BEGIN ARTICLE

Crossing the border, the route across the United States was taken following the Continental Divide Trail, the CDC, which runs from the Mexican to the Canadian border. This trail is the dividing line of the tributaries of the Pacific Ocean in the west and the Atlantic Ocean in the east.

“In June 2007, the journey on the 5000 km long hiking trail along the Rocky Mountains began. In summer 2009, we reached the Canadian border. Why it took so long? Because intervening unique, beautiful landscapes are waiting to be discovered. The journey is the destination, the slowness is the beauty of traveling.

The CDT led us through the high plains of New Mexico, and the Land of Enchantment (Tierra de Encanto), passing the Rocky Mountain National Park in Colorado, through the lonely plains of Wyoming to the natural wonders of Yellowstone National Park and up into the rugged mountains of Montana.

END ARTICLE
BEGIN SUPPLIED DATA

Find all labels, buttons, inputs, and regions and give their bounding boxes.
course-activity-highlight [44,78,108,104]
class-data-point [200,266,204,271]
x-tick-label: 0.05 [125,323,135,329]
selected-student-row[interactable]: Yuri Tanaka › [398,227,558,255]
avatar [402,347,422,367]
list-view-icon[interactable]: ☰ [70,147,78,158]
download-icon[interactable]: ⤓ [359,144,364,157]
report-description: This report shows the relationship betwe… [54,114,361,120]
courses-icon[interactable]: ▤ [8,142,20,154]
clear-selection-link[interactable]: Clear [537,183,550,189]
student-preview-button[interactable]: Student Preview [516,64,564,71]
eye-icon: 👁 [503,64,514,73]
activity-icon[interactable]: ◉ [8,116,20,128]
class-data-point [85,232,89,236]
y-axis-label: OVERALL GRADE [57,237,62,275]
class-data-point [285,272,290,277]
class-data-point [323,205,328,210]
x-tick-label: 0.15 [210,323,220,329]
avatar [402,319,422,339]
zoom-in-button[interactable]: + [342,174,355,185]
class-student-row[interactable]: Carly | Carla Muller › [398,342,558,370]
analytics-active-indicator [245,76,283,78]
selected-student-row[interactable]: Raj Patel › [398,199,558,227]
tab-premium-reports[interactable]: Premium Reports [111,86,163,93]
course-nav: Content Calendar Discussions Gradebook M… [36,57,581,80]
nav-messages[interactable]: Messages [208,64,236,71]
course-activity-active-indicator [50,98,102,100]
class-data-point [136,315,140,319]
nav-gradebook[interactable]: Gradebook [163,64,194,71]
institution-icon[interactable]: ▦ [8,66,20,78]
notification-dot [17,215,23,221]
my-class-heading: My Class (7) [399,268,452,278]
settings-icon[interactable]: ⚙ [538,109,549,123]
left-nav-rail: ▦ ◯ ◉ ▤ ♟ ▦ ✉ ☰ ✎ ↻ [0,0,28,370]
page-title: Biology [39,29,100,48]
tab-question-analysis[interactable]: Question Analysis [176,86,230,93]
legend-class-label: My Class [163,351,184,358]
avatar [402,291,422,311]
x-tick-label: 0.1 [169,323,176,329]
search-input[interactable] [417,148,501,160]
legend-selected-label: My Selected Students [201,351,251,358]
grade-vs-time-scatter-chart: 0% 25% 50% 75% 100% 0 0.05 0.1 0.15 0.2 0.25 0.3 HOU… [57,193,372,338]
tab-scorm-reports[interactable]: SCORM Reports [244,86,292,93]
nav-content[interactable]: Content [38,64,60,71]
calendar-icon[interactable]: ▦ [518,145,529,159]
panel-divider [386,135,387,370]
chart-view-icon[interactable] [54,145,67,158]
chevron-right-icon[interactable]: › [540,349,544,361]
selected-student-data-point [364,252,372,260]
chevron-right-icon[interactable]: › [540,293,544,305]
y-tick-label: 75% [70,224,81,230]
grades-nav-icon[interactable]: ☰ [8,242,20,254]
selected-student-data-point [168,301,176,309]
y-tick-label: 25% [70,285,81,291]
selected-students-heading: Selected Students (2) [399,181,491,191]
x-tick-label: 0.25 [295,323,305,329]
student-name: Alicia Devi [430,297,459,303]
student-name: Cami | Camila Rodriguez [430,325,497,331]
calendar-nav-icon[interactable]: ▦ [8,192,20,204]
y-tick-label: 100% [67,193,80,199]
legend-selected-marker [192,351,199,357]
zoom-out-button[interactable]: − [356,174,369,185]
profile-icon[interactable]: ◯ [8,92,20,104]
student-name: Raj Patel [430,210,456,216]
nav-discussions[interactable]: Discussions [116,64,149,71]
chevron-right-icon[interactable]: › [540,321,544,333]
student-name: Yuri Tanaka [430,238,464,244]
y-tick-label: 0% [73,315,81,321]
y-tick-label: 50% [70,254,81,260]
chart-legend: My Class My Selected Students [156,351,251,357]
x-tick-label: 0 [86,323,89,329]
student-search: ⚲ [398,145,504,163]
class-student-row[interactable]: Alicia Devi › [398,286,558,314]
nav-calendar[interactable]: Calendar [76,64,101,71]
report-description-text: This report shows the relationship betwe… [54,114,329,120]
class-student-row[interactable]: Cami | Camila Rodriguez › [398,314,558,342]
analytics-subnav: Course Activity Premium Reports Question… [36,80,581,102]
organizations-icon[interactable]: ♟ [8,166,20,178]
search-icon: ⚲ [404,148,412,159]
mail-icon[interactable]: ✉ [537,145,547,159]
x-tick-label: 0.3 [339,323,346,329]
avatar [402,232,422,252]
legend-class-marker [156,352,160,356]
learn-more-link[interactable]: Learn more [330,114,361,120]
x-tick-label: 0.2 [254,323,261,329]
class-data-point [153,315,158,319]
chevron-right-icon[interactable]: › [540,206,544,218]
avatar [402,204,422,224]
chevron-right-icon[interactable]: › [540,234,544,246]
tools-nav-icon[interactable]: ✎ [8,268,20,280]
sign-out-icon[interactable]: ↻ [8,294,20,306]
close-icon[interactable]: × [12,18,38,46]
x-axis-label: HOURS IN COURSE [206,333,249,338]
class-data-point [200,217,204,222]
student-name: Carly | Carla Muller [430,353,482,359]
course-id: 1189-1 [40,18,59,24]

END SUPPLIED DATA

EXERCISE
Proceed with the passage about the Continental Divide Trail journey, continuing it from where it stops. These records were taken from a different source than the text.

EXPECTED ANSWER
Our four Mustangs we adopted from the Bureau of Land Management (BLM) . These wild horses were trained as part of a social project, the Colorado Wild Horse Inmate Program . In the course of this project the inmates get vocational training in the taming of horses and can be easily integrated back into society after their release.

Since 1971, wild mustangs in the United States are legally protected (Wild and Free-Roaming Horses and Burros Act of 1971) and its stock is controlled by the BLM… Each year a portion of the wild horses captured by the BLM and given up for adoption.”

During this part of the trip, a new team member joined and another departed. Barbara Kohmanns discontinued and Sonja Endlweber embarked on the route with Guenter. The team that crossed the Rocky Mountain route was made up of Guenter, Sonja and animals: the dog Leni and four Mustangs Rusty, Dino, Lightfoot and Azabache.

This part of the trip lasted from June 2007 to September 2009.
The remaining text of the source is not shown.